**Entries from a dataset:**
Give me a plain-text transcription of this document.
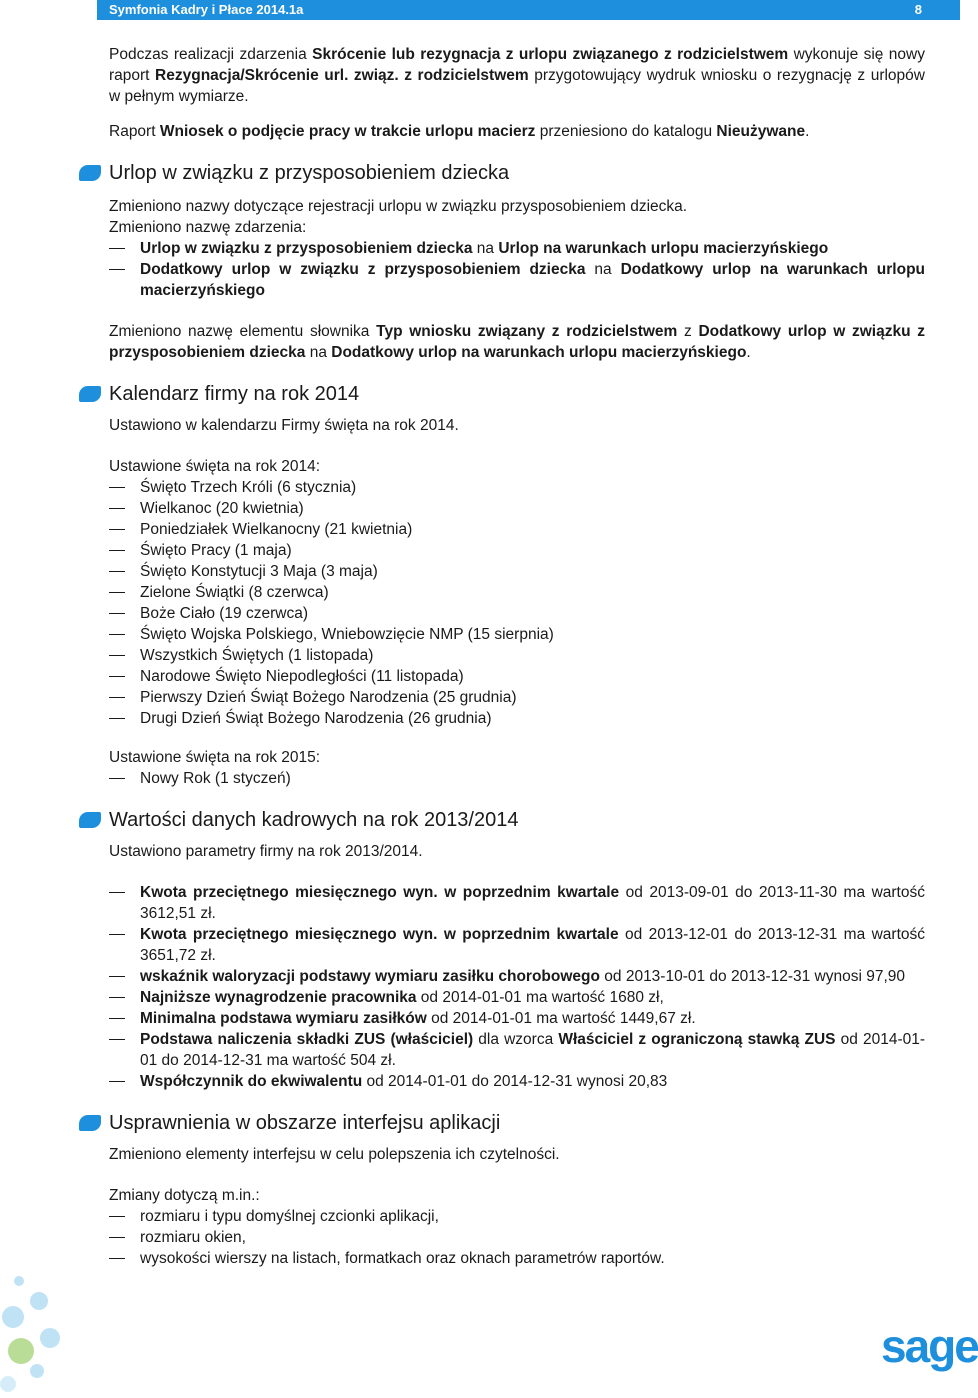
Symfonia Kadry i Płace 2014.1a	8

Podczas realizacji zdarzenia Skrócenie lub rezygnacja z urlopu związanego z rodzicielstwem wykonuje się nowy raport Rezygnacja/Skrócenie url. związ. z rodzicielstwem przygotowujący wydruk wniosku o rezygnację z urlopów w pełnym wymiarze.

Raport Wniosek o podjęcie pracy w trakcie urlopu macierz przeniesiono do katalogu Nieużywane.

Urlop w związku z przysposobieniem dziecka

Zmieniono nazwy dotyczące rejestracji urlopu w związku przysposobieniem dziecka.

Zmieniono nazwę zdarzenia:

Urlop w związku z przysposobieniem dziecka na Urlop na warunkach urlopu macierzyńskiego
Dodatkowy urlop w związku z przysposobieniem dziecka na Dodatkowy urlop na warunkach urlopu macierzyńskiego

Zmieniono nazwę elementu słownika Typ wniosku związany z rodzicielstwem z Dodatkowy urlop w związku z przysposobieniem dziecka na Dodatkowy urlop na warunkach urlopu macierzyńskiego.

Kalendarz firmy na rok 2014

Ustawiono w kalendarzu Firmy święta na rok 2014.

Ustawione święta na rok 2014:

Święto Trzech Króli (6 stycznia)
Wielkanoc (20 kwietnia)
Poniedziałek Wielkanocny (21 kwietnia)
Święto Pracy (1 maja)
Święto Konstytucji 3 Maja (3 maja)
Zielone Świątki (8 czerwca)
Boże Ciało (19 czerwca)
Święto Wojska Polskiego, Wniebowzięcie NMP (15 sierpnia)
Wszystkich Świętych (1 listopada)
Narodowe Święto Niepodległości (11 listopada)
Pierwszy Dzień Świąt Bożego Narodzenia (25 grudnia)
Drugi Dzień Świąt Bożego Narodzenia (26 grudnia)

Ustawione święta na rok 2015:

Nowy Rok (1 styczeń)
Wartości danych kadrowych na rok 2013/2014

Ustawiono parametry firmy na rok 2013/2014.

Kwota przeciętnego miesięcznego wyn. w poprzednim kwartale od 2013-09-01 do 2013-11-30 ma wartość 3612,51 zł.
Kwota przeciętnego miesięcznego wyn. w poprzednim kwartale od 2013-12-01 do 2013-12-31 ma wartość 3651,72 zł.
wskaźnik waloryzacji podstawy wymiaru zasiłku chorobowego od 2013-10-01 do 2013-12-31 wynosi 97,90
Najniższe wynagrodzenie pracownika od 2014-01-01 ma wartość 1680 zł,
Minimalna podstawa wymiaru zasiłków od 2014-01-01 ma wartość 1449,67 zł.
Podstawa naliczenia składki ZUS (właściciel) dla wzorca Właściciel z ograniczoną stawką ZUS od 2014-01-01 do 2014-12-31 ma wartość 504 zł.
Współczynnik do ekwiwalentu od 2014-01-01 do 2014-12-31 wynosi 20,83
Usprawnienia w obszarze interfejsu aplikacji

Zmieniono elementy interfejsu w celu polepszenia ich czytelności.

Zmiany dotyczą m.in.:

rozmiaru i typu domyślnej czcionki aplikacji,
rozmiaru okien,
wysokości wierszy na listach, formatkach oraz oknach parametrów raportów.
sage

...

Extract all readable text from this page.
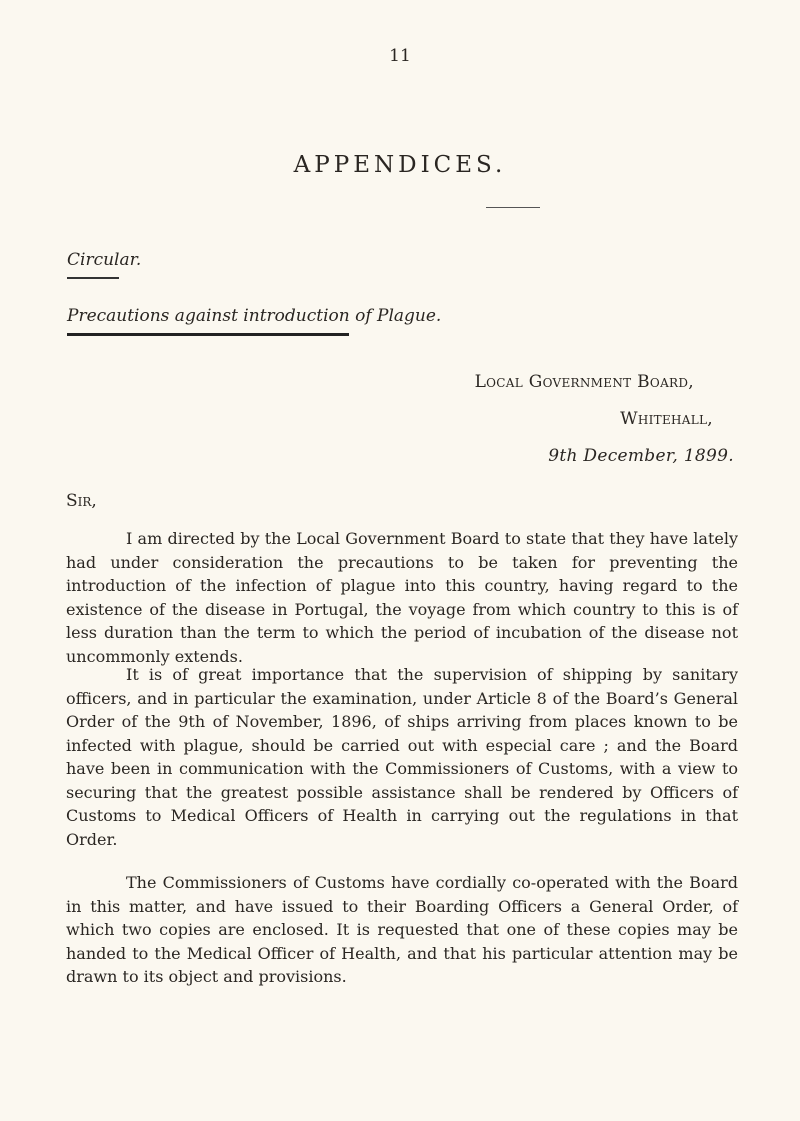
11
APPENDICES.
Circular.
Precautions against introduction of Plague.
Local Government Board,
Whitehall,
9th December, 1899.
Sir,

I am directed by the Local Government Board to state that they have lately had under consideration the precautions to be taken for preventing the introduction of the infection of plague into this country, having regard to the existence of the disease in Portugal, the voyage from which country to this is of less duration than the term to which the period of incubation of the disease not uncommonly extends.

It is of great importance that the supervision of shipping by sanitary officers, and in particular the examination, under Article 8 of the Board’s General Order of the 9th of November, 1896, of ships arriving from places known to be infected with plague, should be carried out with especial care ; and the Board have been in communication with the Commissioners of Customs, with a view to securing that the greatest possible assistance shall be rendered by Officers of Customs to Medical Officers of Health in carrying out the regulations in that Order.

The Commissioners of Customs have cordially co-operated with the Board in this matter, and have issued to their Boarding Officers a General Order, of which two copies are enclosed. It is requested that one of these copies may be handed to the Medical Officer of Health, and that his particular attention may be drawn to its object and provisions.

**EXERCISE OBJECTIVE:**
Gather up the lines containing the word "interfejsu" from these records and copy them.

**FULL OUTPUT:**
Usprawnienia w obszarze interfejsu aplikacji
Zmieniono elementy interfejsu w celu polepszenia ich czytelności.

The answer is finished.